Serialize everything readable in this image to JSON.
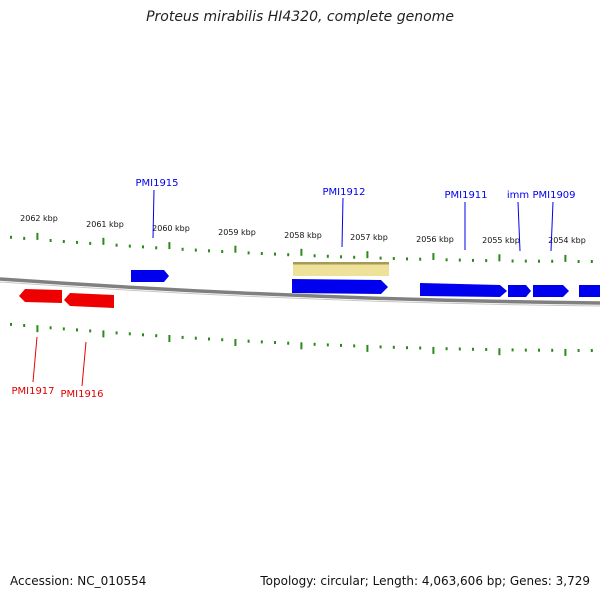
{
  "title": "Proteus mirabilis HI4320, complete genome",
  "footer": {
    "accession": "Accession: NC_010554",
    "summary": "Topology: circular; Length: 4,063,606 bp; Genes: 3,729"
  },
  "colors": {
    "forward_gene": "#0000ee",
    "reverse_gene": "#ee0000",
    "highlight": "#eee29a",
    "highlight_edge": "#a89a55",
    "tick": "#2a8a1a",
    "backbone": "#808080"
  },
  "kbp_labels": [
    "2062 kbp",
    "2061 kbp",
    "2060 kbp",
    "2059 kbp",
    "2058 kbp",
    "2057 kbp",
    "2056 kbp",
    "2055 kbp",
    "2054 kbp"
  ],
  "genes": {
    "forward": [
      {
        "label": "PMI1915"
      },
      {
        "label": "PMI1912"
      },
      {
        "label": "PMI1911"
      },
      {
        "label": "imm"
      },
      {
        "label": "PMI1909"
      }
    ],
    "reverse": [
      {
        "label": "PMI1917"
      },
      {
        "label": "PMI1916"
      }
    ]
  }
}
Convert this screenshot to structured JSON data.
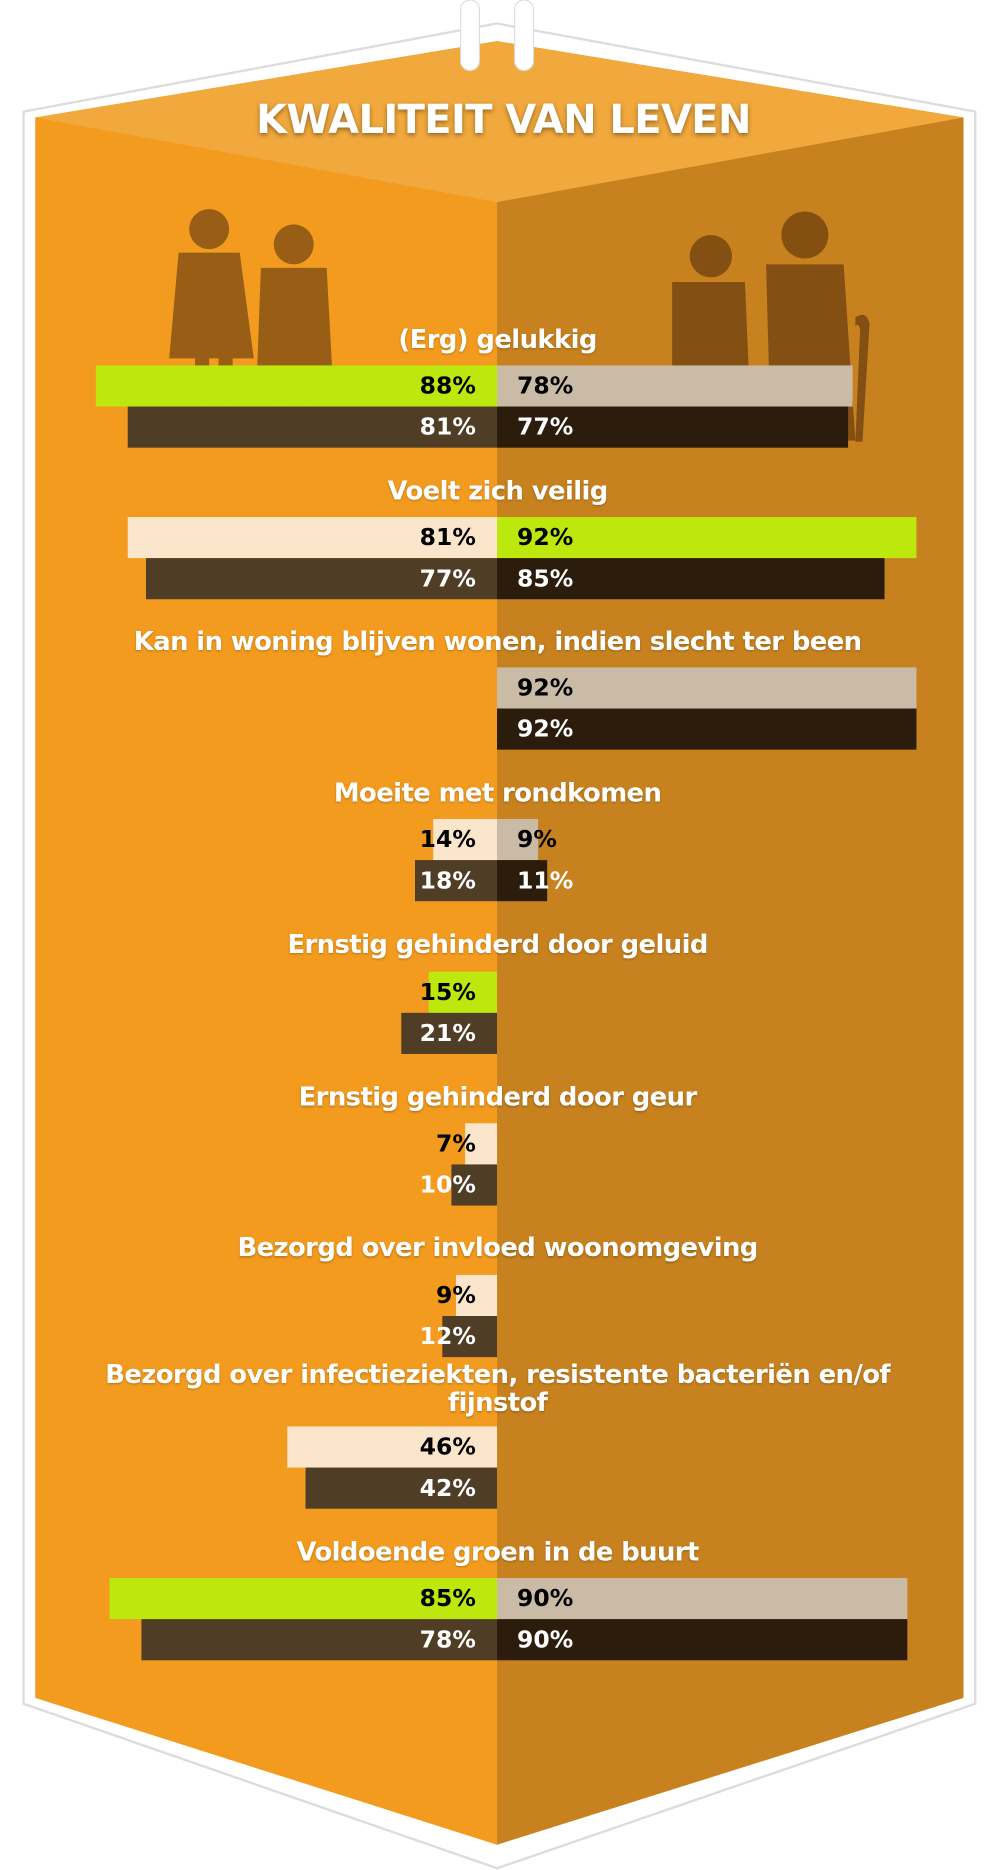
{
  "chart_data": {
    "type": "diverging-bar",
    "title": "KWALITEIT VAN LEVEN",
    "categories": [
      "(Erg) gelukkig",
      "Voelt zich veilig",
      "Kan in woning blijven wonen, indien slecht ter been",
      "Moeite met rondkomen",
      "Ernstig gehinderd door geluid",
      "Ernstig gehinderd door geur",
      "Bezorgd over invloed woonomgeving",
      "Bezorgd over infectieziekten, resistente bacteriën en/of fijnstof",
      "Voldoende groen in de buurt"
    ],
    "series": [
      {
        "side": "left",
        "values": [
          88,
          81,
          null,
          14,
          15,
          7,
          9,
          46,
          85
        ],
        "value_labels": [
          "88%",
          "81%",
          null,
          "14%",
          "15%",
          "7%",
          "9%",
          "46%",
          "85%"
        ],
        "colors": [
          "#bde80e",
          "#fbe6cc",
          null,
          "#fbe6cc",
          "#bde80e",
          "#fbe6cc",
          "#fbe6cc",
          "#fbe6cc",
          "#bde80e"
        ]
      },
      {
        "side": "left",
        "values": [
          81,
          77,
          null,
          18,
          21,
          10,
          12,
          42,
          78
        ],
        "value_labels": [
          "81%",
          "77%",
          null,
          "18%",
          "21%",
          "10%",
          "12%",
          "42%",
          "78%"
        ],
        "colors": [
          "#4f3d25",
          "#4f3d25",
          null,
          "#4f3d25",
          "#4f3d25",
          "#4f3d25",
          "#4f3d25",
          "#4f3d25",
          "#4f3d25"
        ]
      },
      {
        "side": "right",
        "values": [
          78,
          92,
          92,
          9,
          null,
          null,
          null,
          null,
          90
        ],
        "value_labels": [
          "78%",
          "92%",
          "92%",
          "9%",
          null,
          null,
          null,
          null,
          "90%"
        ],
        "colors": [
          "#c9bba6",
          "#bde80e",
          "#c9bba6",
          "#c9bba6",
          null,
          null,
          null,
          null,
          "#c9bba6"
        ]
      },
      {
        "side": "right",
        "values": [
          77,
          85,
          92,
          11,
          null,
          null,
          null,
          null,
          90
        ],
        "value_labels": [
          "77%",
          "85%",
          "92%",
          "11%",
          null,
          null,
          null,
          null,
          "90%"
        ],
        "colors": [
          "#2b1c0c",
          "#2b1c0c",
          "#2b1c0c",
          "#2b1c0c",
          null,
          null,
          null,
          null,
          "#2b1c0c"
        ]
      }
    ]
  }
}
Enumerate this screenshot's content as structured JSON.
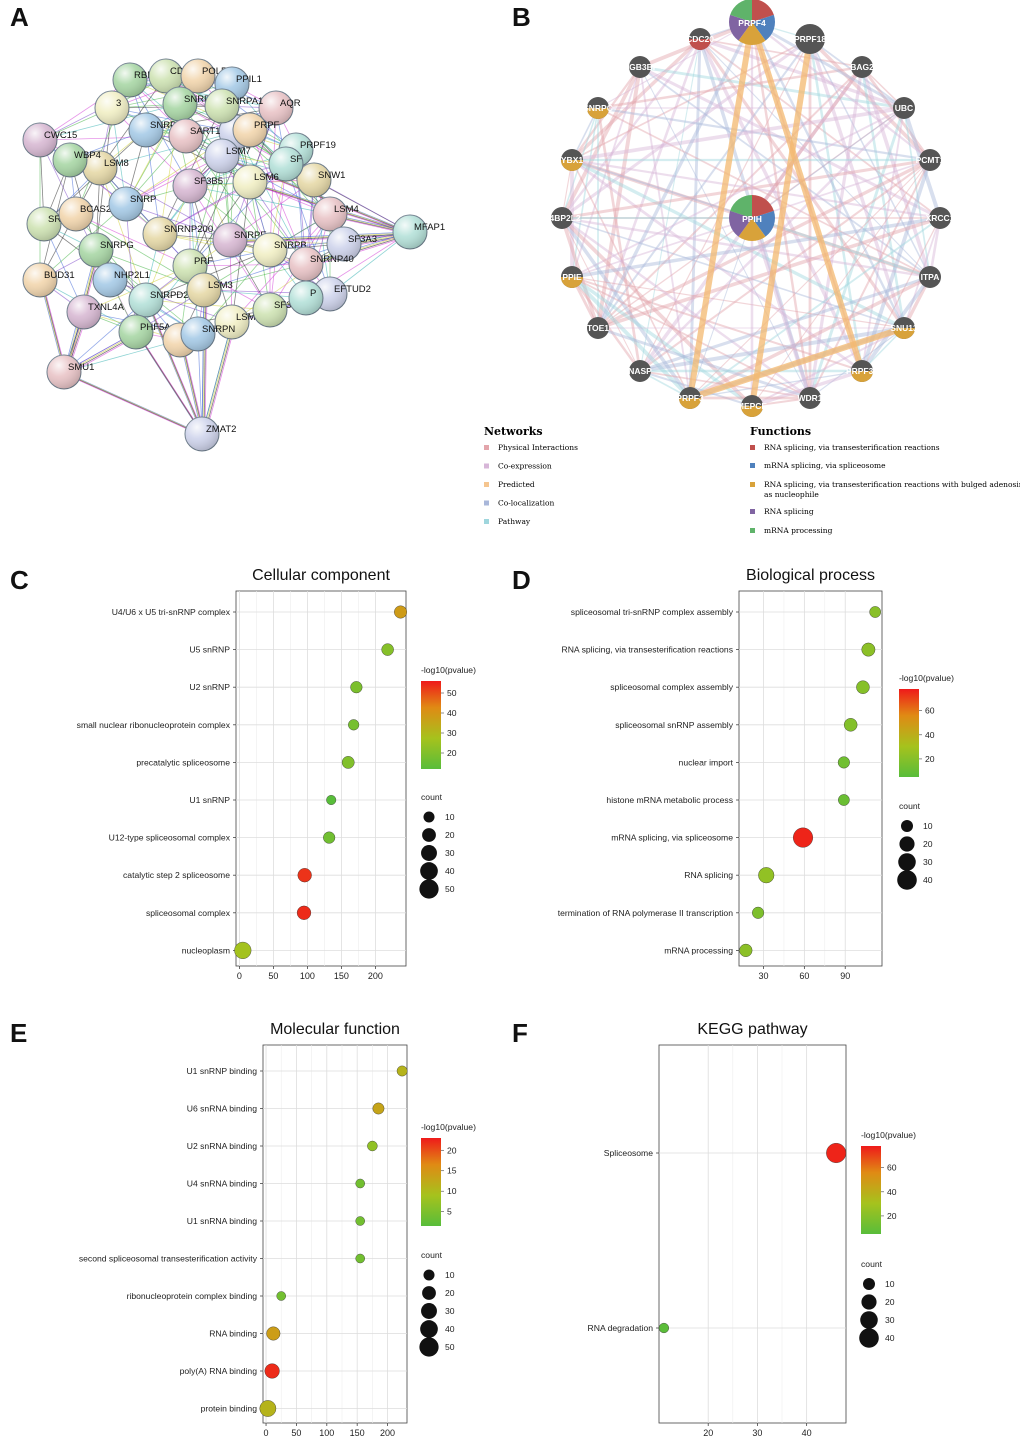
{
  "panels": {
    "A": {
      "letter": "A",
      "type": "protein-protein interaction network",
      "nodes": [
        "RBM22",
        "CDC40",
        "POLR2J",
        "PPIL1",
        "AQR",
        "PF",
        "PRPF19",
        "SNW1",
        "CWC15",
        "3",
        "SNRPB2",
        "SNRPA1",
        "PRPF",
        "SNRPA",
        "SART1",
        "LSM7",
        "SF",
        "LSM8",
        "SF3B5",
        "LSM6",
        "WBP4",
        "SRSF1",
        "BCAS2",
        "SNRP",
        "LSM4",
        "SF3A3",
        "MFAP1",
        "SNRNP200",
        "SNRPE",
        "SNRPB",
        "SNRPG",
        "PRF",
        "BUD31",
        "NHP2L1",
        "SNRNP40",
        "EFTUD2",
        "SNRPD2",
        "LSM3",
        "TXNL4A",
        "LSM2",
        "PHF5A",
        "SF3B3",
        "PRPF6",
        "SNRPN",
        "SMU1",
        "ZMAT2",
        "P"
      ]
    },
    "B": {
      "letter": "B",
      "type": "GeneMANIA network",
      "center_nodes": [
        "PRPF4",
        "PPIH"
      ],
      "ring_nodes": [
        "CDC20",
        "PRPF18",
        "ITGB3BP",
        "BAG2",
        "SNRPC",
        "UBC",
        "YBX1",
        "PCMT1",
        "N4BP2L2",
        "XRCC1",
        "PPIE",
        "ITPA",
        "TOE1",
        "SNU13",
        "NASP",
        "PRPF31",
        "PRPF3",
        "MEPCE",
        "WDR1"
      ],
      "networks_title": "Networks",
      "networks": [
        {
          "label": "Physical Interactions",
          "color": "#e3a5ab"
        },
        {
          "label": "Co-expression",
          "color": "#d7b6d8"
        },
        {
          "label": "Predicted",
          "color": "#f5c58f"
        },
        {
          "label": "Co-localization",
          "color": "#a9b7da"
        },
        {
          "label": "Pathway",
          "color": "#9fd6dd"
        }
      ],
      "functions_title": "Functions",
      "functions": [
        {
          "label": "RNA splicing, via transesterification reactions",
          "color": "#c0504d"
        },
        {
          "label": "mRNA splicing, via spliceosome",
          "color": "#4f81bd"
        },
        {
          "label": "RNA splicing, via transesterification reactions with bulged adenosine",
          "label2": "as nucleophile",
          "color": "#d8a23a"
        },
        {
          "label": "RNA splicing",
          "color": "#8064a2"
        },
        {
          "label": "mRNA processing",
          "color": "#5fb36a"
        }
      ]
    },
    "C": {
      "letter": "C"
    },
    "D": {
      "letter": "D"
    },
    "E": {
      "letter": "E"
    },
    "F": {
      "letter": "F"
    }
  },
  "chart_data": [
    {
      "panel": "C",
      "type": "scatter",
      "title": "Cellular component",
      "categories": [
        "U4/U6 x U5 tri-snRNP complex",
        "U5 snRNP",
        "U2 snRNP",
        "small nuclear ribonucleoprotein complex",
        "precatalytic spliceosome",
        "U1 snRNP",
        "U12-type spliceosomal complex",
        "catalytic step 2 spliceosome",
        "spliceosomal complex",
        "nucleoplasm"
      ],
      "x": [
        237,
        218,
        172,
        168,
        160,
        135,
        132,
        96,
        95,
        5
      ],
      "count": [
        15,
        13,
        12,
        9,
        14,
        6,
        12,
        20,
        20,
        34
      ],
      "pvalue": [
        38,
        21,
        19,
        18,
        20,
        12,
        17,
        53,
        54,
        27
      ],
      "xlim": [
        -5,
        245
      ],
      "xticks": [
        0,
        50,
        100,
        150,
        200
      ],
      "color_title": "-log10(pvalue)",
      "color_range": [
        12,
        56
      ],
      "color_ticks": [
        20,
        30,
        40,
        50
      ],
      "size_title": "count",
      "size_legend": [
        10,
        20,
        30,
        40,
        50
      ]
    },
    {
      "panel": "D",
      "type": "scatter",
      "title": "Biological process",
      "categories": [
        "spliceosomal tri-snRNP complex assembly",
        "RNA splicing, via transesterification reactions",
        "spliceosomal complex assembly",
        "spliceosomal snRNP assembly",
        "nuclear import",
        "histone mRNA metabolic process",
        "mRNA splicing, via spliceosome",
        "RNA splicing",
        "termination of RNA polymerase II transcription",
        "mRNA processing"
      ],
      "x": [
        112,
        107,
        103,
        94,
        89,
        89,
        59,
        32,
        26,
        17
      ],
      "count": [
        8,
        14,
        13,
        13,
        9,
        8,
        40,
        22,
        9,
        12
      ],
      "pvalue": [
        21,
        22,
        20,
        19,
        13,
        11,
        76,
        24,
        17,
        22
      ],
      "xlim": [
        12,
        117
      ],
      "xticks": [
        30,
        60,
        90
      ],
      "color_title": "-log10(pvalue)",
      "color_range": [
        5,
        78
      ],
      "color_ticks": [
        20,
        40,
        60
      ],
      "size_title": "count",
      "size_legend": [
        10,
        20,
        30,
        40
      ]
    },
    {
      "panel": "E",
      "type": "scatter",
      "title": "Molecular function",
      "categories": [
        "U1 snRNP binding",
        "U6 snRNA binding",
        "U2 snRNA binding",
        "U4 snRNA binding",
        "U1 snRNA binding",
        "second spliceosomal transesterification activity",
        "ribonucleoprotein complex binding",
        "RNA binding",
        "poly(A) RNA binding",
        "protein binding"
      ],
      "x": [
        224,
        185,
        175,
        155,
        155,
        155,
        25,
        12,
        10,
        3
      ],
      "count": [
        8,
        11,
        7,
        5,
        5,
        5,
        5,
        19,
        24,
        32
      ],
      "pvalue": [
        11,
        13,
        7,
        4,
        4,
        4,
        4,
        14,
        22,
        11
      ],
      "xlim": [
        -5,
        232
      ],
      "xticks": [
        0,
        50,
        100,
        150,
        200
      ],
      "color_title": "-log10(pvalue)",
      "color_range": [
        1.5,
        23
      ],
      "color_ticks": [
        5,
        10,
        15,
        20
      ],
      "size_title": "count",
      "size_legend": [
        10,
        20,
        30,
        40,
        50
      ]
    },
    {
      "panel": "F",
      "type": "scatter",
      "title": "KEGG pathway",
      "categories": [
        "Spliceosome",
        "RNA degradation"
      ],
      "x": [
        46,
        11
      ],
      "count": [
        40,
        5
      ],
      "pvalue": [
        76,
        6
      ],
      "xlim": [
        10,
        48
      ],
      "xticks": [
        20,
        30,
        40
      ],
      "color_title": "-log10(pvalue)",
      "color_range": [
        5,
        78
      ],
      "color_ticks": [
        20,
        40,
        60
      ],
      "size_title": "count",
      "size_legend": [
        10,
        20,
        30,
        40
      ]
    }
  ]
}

◇ ◇ ◇ ◇ ◇ ◇ ◇

• [Task prompt] Report each line of the data in which "Ernstig" occurs.

• [Answer box]
      "Ernstig gehinderd door geluid",
      "Ernstig gehinderd door geur",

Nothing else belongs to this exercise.